Reproduce verbatim the lines from the one containing "List all visible" through the one containing "page-title-link[interactable]: Sample Page", both included.

### DATA EXCERPTS

— begin —

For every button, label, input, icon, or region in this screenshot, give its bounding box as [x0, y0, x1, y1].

— end —
— begin —

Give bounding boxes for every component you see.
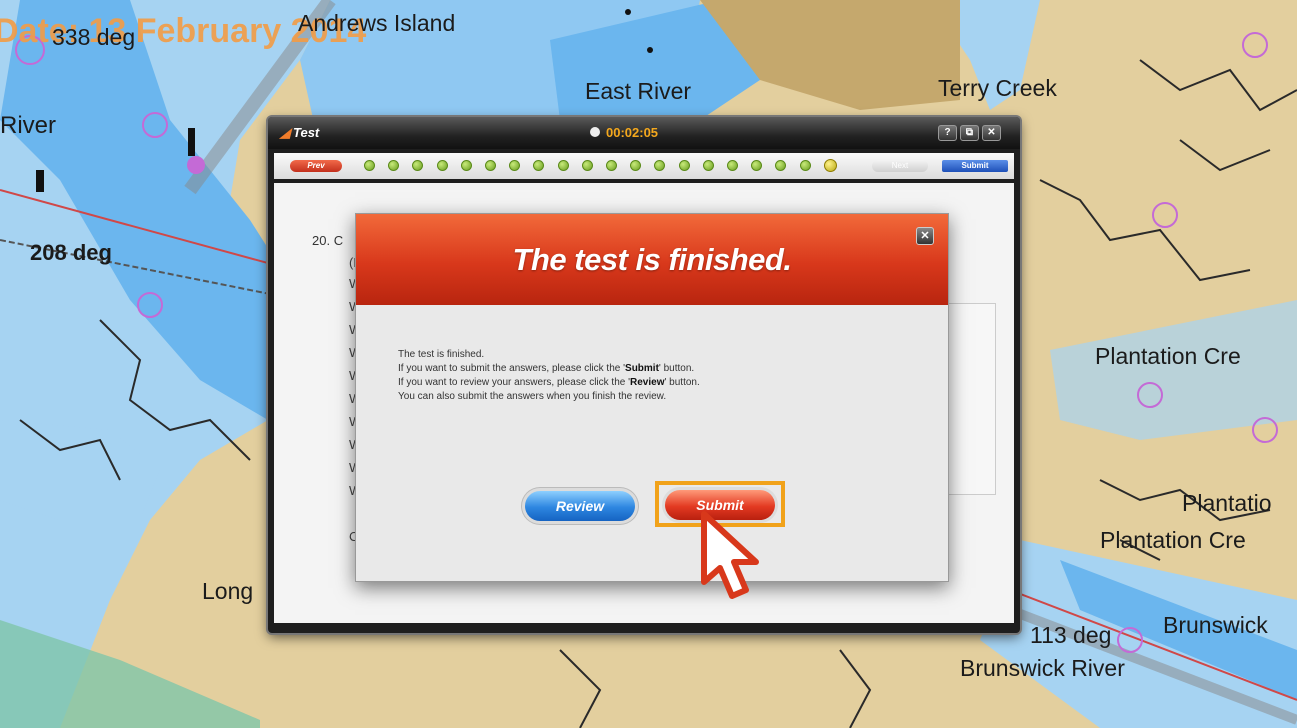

— end —
— begin —

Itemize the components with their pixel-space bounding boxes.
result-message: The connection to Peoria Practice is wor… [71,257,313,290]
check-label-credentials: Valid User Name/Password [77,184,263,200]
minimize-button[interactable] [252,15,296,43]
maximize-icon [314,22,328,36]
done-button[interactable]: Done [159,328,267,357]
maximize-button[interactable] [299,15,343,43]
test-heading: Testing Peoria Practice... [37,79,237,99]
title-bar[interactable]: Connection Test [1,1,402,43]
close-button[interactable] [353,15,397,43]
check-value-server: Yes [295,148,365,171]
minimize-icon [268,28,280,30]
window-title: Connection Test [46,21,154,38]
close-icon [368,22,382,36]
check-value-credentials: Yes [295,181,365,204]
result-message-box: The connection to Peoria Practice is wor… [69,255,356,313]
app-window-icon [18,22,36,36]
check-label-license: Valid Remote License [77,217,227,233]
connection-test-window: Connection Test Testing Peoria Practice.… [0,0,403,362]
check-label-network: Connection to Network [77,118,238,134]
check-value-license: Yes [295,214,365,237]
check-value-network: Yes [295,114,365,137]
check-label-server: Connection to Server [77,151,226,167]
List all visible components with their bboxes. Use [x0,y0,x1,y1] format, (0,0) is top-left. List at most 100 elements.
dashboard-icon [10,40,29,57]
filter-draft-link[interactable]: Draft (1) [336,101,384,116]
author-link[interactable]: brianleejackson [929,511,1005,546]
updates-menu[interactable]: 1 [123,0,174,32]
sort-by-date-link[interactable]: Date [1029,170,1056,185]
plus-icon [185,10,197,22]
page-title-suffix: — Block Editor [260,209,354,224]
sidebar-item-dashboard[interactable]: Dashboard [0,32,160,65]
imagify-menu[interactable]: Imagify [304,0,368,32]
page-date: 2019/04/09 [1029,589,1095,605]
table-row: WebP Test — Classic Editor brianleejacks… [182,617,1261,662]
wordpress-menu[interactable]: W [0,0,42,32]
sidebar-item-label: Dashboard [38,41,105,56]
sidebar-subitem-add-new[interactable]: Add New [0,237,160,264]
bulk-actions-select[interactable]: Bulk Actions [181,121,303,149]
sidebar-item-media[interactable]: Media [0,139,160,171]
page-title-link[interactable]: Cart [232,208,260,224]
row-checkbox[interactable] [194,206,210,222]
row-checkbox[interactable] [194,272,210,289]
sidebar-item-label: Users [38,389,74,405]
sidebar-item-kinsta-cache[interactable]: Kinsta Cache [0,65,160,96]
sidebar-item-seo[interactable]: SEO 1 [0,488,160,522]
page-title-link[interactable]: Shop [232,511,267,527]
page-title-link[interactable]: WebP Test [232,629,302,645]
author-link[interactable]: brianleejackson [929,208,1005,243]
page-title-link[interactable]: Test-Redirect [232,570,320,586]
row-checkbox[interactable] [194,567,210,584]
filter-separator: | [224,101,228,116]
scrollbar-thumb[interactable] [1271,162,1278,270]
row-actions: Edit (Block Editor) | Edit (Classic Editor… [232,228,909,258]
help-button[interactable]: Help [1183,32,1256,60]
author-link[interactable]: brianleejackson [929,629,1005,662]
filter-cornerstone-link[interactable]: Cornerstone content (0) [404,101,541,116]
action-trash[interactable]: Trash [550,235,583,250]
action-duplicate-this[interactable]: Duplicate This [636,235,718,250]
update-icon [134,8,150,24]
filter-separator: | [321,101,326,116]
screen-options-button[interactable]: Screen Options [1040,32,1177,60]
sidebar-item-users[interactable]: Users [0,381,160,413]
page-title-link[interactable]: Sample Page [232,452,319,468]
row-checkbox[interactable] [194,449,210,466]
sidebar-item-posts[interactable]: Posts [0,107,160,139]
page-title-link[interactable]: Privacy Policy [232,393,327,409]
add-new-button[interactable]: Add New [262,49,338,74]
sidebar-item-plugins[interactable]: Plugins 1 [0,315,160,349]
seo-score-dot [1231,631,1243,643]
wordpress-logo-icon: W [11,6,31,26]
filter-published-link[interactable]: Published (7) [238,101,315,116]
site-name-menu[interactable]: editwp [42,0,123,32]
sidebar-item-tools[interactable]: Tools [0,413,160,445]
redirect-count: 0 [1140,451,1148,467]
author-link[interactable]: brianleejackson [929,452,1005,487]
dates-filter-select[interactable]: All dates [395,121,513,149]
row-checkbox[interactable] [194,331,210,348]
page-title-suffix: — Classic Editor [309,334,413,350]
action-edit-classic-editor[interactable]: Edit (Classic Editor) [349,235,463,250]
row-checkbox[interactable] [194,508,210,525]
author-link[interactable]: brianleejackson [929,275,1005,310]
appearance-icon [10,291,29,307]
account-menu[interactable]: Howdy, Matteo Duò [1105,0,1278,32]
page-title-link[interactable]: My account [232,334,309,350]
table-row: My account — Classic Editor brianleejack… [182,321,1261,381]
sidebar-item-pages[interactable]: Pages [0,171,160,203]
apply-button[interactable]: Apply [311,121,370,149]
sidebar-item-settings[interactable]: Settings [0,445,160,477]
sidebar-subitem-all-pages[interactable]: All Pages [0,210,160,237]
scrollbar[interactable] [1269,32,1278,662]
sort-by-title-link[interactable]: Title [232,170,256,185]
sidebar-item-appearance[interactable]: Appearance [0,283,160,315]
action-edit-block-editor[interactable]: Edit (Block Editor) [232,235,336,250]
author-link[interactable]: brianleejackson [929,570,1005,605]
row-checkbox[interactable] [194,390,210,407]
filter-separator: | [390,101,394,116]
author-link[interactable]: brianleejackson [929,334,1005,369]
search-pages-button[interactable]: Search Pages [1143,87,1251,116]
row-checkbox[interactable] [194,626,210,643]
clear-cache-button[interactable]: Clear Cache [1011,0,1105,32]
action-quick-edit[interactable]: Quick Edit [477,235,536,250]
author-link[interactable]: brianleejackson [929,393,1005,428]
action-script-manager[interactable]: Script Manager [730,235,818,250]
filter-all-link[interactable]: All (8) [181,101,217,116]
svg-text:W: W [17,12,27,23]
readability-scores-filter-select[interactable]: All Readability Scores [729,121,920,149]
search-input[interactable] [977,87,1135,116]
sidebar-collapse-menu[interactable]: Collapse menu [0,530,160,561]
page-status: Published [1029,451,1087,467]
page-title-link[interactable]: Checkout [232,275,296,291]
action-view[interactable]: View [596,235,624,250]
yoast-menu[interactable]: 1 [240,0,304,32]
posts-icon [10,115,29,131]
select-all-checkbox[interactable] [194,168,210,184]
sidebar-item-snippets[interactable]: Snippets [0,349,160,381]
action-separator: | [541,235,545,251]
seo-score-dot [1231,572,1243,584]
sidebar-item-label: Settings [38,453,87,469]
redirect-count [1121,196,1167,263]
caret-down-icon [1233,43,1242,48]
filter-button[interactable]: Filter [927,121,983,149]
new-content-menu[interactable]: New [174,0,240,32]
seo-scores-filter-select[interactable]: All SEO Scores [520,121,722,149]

— end —

### TASK RESPONSE
List all visible components with their bboxes. Use [x0,y0,x1,y1] format, (0,0) is top-left. List at most 100 elements.
dashboard-icon [10,40,29,57]
filter-draft-link[interactable]: Draft (1) [336,101,384,116]
author-link[interactable]: brianleejackson [929,511,1005,546]
updates-menu[interactable]: 1 [123,0,174,32]
sort-by-date-link[interactable]: Date [1029,170,1056,185]
plus-icon [185,10,197,22]
page-title-suffix: — Block Editor [260,209,354,224]
sidebar-item-dashboard[interactable]: Dashboard [0,32,160,65]
imagify-menu[interactable]: Imagify [304,0,368,32]
page-date: 2019/04/09 [1029,589,1095,605]
table-row: WebP Test — Classic Editor brianleejacks… [182,617,1261,662]
wordpress-menu[interactable]: W [0,0,42,32]
sidebar-item-label: Dashboard [38,41,105,56]
sidebar-subitem-add-new[interactable]: Add New [0,237,160,264]
bulk-actions-select[interactable]: Bulk Actions [181,121,303,149]
sidebar-item-media[interactable]: Media [0,139,160,171]
page-title-link[interactable]: Cart [232,208,260,224]
row-checkbox[interactable] [194,206,210,222]
row-checkbox[interactable] [194,272,210,289]
sidebar-item-label: Users [38,389,74,405]
sidebar-item-kinsta-cache[interactable]: Kinsta Cache [0,65,160,96]
sidebar-item-seo[interactable]: SEO 1 [0,488,160,522]
page-title-link[interactable]: Shop [232,511,267,527]
page-title-link[interactable]: WebP Test [232,629,302,645]
author-link[interactable]: brianleejackson [929,208,1005,243]
page-title-link[interactable]: Test-Redirect [232,570,320,586]
row-checkbox[interactable] [194,567,210,584]
filter-separator: | [224,101,228,116]
scrollbar-thumb[interactable] [1271,162,1278,270]
row-actions: Edit (Block Editor) | Edit (Classic Editor… [232,228,909,258]
help-button[interactable]: Help [1183,32,1256,60]
author-link[interactable]: brianleejackson [929,629,1005,662]
filter-cornerstone-link[interactable]: Cornerstone content (0) [404,101,541,116]
action-trash[interactable]: Trash [550,235,583,250]
action-duplicate-this[interactable]: Duplicate This [636,235,718,250]
update-icon [134,8,150,24]
filter-separator: | [321,101,326,116]
screen-options-button[interactable]: Screen Options [1040,32,1177,60]
sidebar-item-users[interactable]: Users [0,381,160,413]
page-title-link[interactable]: Sample Page [232,452,319,468]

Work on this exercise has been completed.